# Testo fornito
—————

Il movente di questa nuova scampagnata è la volontà del protagonista James (James Allen McCune) di ritrovare la sorella Heather Donahue, scomparsa nel primo film; il tutto dopo aver assistito a un criptico spezzone su YouTube. Evidentemente secondo il fratellino è plausibile che una ragazza scomparsa da 20 anni perseveri illesa a campeggiare nello stesso posto. Wingard lima le fasi di inchiesta e non esplora ulteriormente la mitologia della strega, saltando le domande agli abitanti Burkittsville. I pochi aneddoti intriganti, peraltro già conosciuti dai fan, vengono raccontati alla veloce da due membri della comitiva, come in un riassuntino per informare i profani.
Millennials a caccia di porcini.

—————

# Dati forniti

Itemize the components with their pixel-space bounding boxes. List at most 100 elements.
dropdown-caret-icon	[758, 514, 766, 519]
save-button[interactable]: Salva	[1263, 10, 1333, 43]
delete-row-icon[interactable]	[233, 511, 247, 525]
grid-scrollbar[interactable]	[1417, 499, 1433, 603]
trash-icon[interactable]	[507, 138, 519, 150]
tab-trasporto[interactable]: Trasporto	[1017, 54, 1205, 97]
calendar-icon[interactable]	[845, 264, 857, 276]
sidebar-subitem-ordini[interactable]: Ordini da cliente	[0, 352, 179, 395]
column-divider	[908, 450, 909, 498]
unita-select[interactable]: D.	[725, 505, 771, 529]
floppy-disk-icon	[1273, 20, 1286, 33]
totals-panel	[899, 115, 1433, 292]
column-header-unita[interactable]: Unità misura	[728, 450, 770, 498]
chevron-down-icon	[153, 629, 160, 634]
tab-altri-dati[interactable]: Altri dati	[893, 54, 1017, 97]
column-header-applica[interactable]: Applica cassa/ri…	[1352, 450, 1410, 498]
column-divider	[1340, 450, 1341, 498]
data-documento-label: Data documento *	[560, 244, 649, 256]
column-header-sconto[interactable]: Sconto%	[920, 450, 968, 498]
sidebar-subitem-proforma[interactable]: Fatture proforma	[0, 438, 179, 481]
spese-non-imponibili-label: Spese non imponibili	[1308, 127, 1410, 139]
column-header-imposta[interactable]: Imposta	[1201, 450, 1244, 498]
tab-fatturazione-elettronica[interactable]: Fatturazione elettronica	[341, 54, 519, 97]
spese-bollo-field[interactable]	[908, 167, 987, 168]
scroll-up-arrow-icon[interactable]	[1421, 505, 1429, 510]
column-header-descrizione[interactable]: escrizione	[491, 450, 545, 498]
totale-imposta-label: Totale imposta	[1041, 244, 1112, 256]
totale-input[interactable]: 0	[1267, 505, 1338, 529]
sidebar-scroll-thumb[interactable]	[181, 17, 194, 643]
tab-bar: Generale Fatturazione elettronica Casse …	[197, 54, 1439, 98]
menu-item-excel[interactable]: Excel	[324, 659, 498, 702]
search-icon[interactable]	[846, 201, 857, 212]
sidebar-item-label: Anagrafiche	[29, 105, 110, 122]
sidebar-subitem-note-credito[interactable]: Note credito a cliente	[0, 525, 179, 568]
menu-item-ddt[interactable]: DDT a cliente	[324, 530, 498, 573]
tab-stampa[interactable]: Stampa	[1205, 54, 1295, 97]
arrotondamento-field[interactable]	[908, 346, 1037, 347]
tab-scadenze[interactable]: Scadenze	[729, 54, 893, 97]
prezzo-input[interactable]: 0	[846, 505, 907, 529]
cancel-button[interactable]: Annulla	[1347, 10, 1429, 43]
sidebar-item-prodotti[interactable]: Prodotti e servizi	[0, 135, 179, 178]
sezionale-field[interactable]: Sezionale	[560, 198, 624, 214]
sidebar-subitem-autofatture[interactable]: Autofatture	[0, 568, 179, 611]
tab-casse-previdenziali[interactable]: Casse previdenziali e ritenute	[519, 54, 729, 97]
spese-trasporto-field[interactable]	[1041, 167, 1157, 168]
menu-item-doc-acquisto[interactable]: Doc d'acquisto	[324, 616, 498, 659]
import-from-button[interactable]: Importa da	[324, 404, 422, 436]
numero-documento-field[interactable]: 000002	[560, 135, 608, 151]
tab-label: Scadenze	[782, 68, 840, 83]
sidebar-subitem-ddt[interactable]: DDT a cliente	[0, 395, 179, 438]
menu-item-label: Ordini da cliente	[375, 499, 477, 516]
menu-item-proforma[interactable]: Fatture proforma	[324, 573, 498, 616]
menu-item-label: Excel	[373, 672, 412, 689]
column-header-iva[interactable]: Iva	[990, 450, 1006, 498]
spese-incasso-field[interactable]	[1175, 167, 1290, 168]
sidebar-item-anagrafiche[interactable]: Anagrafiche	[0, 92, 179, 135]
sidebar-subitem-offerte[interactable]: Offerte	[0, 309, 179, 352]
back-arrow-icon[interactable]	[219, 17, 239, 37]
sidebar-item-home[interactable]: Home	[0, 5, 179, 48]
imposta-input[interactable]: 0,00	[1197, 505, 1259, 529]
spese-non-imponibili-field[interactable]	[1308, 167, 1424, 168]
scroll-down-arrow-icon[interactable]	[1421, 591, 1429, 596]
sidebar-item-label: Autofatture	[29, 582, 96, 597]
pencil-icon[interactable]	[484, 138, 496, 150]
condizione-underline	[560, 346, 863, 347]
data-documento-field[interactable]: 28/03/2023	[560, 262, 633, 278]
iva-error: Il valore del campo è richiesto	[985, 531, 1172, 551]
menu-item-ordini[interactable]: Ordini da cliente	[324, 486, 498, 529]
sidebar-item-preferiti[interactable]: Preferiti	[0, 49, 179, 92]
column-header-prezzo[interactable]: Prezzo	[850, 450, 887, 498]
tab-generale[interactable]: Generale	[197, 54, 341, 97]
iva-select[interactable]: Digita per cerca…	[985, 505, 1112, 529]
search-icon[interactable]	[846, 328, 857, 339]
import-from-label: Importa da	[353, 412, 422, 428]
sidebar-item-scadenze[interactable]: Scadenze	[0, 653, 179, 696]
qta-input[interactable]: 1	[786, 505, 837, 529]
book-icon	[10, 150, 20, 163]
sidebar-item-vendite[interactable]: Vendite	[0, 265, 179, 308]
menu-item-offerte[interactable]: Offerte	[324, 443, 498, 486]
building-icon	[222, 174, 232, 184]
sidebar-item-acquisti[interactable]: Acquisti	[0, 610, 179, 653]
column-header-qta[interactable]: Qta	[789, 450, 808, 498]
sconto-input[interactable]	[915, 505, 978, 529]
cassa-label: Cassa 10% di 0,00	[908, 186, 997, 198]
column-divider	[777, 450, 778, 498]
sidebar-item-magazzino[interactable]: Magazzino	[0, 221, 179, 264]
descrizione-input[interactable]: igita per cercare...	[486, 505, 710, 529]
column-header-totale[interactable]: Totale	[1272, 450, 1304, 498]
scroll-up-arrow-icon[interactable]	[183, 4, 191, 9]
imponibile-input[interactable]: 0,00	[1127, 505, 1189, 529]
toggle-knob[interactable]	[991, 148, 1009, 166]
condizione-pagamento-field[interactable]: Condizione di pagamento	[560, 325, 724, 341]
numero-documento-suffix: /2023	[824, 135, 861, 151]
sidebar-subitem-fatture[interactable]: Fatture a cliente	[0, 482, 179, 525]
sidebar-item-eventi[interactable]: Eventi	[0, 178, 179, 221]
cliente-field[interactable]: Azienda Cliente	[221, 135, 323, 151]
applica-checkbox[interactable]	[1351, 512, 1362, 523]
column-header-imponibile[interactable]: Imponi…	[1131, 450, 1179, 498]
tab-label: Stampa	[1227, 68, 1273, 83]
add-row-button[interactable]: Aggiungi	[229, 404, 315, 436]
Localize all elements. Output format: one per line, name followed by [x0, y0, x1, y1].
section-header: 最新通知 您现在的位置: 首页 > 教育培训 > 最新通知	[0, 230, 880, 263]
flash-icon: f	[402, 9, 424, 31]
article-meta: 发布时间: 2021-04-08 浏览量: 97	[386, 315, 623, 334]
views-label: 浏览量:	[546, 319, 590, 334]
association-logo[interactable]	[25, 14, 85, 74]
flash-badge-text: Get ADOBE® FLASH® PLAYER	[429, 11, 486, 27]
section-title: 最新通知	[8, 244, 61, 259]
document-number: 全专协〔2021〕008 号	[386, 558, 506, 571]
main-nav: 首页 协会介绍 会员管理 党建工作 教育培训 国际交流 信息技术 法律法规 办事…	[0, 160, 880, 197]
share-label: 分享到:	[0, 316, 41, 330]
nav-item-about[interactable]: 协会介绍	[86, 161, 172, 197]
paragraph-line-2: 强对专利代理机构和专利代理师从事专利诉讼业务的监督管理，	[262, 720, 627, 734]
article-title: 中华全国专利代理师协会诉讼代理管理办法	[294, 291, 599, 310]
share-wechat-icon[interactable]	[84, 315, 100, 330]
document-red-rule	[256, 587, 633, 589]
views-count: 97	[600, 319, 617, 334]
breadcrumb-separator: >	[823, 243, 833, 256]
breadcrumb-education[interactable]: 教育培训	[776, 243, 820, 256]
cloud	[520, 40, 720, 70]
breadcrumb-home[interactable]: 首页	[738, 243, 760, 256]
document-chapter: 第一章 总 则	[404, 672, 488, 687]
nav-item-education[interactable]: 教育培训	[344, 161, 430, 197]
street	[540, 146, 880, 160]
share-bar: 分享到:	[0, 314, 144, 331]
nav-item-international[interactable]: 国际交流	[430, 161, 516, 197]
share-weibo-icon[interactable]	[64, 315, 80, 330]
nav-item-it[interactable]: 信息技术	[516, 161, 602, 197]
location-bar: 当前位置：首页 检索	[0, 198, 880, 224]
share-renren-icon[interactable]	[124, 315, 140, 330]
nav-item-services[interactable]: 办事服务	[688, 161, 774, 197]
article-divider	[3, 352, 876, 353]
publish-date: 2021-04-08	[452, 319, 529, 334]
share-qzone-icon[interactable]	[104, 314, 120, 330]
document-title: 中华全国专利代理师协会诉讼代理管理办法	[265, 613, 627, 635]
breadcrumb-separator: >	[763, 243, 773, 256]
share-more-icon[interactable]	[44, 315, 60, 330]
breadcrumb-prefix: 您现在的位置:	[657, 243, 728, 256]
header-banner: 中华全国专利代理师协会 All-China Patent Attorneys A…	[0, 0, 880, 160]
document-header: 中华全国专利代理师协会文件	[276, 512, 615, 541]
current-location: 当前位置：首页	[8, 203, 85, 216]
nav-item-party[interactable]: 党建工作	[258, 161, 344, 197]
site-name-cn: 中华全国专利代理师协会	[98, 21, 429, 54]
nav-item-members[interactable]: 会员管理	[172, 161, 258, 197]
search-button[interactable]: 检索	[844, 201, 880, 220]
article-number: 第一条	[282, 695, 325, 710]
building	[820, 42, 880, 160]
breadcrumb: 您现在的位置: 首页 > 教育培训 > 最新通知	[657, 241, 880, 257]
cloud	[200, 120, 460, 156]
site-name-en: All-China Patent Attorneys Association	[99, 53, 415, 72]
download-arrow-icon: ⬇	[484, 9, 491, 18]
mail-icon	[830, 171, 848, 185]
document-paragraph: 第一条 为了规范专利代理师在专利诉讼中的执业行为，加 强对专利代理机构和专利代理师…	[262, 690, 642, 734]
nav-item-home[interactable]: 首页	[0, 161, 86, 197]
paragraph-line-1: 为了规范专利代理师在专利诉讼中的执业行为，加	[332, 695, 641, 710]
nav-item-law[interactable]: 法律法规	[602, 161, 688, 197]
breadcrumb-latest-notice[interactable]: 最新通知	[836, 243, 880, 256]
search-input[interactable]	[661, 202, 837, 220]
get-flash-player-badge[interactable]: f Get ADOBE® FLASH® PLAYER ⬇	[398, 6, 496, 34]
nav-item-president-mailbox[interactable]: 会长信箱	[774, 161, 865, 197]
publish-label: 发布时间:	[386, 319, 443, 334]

—————

# Compito da svolgere
Per favore, elenca tutti i nomi propri di persona che compaiono nel testo fornito.

# Spazio risposta
James
James Allen McCune
Heather Donahue
Wingard